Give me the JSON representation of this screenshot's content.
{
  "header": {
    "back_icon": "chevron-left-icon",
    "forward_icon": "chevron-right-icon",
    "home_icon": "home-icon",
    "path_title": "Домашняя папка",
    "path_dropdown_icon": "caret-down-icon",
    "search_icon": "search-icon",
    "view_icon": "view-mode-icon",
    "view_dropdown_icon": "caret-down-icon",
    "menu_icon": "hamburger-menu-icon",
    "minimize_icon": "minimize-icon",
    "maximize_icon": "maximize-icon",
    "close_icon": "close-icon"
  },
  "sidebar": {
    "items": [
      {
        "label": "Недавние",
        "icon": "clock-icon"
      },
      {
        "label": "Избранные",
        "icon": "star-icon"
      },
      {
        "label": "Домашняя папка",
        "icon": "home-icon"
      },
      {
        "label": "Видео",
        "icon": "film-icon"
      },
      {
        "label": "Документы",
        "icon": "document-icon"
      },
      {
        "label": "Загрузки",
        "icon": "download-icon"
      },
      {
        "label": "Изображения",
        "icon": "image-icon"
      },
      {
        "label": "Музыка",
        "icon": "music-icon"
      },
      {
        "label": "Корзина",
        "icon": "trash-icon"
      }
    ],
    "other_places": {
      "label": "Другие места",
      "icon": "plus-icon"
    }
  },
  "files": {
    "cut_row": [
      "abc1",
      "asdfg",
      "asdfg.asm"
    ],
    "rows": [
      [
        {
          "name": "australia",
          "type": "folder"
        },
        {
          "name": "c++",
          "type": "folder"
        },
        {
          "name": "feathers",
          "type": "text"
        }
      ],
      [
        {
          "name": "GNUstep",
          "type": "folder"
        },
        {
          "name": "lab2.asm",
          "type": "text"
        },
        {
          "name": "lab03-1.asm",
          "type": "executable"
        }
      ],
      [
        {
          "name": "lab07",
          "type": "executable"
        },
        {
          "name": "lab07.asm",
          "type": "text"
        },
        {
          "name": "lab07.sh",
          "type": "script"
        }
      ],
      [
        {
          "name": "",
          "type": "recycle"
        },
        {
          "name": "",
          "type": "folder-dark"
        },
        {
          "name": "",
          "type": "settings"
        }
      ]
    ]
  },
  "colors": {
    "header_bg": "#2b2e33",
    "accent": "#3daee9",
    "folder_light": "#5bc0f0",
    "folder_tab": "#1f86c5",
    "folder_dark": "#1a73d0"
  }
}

Requirement =
Faithfully transcribe the whole of the data.

Task solution =
Give me the JSON representation of this screenshot's content.
{
  "header": {
    "back_icon": "chevron-left-icon",
    "forward_icon": "chevron-right-icon",
    "home_icon": "home-icon",
    "path_title": "Домашняя папка",
    "path_dropdown_icon": "caret-down-icon",
    "search_icon": "search-icon",
    "view_icon": "view-mode-icon",
    "view_dropdown_icon": "caret-down-icon",
    "menu_icon": "hamburger-menu-icon",
    "minimize_icon": "minimize-icon",
    "maximize_icon": "maximize-icon",
    "close_icon": "close-icon"
  },
  "sidebar": {
    "items": [
      {
        "label": "Недавние",
        "icon": "clock-icon"
      },
      {
        "label": "Избранные",
        "icon": "star-icon"
      },
      {
        "label": "Домашняя папка",
        "icon": "home-icon"
      },
      {
        "label": "Видео",
        "icon": "film-icon"
      },
      {
        "label": "Документы",
        "icon": "document-icon"
      },
      {
        "label": "Загрузки",
        "icon": "download-icon"
      },
      {
        "label": "Изображения",
        "icon": "image-icon"
      },
      {
        "label": "Музыка",
        "icon": "music-icon"
      },
      {
        "label": "Корзина",
        "icon": "trash-icon"
      }
    ],
    "other_places": {
      "label": "Другие места",
      "icon": "plus-icon"
    }
  },
  "files": {
    "cut_row": [
      "abc1",
      "asdfg",
      "asdfg.asm"
    ],
    "rows": [
      [
        {
          "name": "australia",
          "type": "folder"
        },
        {
          "name": "c++",
          "type": "folder"
        },
        {
          "name": "feathers",
          "type": "text"
        }
      ],
      [
        {
          "name": "GNUstep",
          "type": "folder"
        },
        {
          "name": "lab2.asm",
          "type": "text"
        },
        {
          "name": "lab03-1.asm",
          "type": "executable"
        }
      ],
      [
        {
          "name": "lab07",
          "type": "executable"
        },
        {
          "name": "lab07.asm",
          "type": "text"
        },
        {
          "name": "lab07.sh",
          "type": "script"
        }
      ],
      [
        {
          "name": "",
          "type": "recycle"
        },
        {
          "name": "",
          "type": "folder-dark"
        },
        {
          "name": "",
          "type": "settings"
        }
      ]
    ]
  },
  "colors": {
    "header_bg": "#2b2e33",
    "accent": "#3daee9",
    "folder_light": "#5bc0f0",
    "folder_tab": "#1f86c5",
    "folder_dark": "#1a73d0"
  }
}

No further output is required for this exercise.